▶ [TASK GOAL]: Work out how many lines of the data hold the string "attività", and reply with that number alone.

-------- EXTRACTED DATA --------

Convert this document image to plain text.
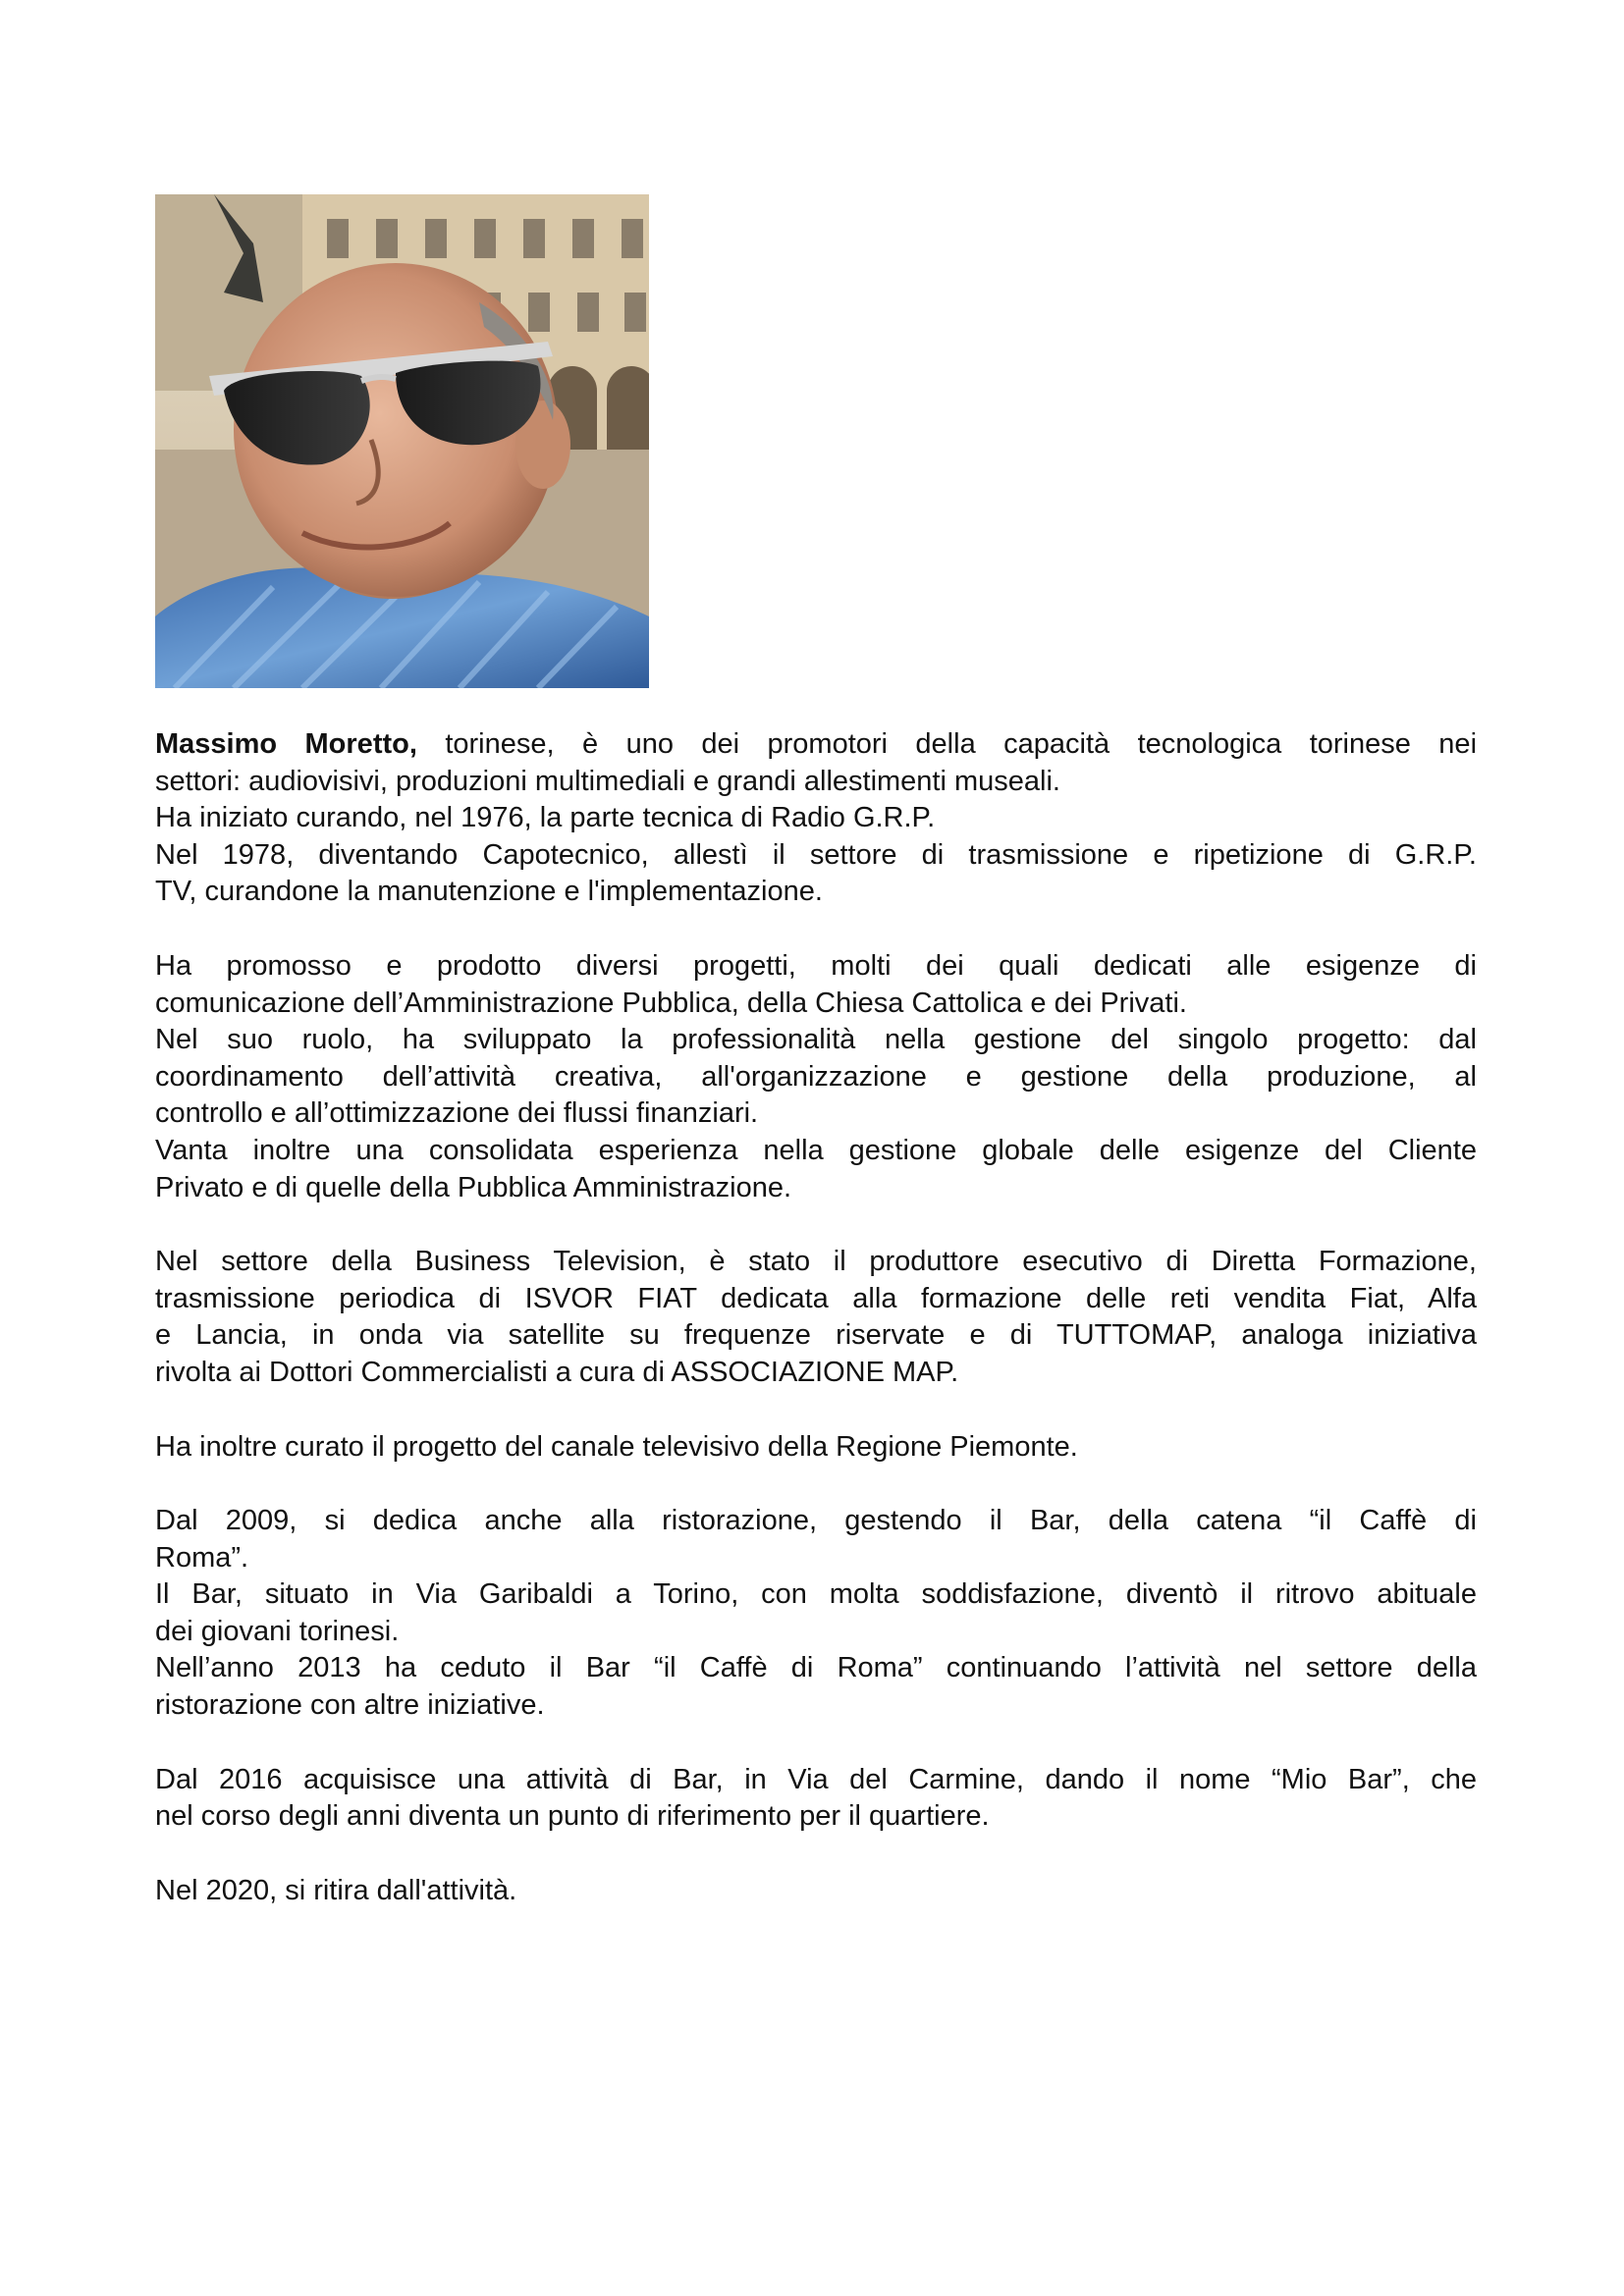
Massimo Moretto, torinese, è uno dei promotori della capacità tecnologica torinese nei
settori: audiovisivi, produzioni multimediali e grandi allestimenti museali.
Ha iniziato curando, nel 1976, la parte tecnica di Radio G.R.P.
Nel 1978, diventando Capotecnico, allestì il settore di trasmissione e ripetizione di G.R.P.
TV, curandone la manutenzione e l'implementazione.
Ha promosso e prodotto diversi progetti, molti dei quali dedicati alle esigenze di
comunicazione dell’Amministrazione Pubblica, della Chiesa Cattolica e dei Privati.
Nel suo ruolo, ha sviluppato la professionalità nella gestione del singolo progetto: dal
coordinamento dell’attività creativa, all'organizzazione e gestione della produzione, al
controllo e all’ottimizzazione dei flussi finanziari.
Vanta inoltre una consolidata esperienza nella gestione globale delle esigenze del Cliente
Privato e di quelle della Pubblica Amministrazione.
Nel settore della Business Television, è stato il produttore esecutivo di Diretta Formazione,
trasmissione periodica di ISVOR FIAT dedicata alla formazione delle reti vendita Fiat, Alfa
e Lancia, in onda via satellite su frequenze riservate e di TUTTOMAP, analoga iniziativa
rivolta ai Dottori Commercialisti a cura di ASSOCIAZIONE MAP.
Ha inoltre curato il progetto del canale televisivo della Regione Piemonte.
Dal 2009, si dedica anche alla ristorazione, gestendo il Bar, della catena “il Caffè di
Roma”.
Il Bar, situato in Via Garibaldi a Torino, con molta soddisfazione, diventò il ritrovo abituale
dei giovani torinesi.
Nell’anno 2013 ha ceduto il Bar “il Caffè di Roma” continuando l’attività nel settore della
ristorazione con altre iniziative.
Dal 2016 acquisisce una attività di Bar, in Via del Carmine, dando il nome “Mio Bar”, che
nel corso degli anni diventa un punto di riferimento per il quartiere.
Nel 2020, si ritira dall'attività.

--------
-------- EXTRACTED DATA --------

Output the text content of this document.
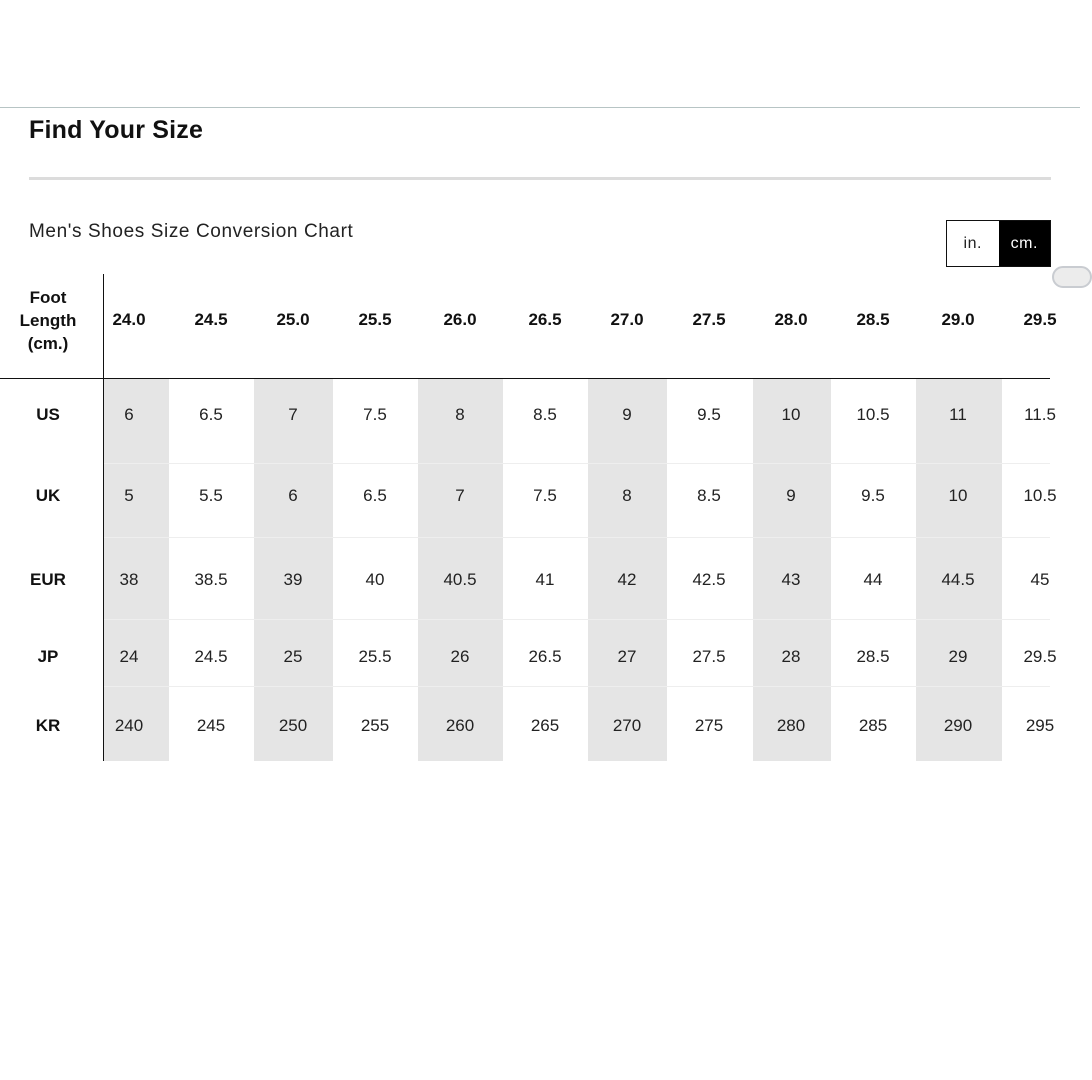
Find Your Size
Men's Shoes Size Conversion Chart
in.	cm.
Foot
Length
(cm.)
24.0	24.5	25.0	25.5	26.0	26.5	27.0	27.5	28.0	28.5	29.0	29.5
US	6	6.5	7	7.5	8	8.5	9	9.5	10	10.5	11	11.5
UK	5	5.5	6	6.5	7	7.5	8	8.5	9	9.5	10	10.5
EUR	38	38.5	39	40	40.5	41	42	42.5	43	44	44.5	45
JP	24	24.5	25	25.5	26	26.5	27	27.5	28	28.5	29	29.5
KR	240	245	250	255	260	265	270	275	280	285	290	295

--------

▶ [OUTPUT FOR THIS EXERCISE]: 4